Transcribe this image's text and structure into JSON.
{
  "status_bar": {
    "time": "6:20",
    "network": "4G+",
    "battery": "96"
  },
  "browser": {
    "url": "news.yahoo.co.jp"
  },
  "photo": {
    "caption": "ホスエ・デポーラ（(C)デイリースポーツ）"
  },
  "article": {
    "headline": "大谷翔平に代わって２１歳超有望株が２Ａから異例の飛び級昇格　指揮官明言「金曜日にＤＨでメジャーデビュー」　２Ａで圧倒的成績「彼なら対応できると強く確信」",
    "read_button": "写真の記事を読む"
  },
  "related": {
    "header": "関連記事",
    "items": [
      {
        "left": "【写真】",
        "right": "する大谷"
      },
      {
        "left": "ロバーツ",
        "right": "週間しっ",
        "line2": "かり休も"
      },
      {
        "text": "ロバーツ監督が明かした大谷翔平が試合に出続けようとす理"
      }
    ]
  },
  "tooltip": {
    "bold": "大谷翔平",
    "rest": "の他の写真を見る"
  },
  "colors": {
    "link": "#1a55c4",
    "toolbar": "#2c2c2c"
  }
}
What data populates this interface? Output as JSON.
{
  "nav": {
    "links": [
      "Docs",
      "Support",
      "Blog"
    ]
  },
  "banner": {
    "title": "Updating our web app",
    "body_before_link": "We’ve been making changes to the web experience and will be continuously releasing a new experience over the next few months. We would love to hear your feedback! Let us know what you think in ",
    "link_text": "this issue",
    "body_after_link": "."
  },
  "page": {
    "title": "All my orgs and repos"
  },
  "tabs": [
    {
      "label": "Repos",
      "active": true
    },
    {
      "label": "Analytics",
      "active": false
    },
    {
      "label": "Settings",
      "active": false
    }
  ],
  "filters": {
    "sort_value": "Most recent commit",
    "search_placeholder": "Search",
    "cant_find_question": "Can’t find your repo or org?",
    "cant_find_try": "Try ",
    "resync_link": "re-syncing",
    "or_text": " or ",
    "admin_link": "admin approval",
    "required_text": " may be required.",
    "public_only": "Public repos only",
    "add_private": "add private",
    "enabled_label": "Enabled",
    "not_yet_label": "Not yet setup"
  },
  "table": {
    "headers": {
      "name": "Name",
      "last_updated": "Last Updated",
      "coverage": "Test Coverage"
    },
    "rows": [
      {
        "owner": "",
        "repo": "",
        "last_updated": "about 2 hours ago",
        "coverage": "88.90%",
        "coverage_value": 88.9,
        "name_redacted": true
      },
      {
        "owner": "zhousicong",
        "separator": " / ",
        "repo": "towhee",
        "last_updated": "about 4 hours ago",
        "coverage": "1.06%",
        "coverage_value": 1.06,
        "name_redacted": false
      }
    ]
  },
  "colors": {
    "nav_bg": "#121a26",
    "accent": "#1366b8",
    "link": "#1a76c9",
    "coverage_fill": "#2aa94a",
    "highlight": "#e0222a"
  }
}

# # # # #

Copy each line in the data that holds the word "your".

SOLUTION FOR THIS PROBLEM:
    "body_before_link": "We’ve been making changes to the web experience and will be continuously releasing a new experience over the next few months. We would love to hear your feedback! Let us know what you think in ",
    "cant_find_question": "Can’t find your repo or org?",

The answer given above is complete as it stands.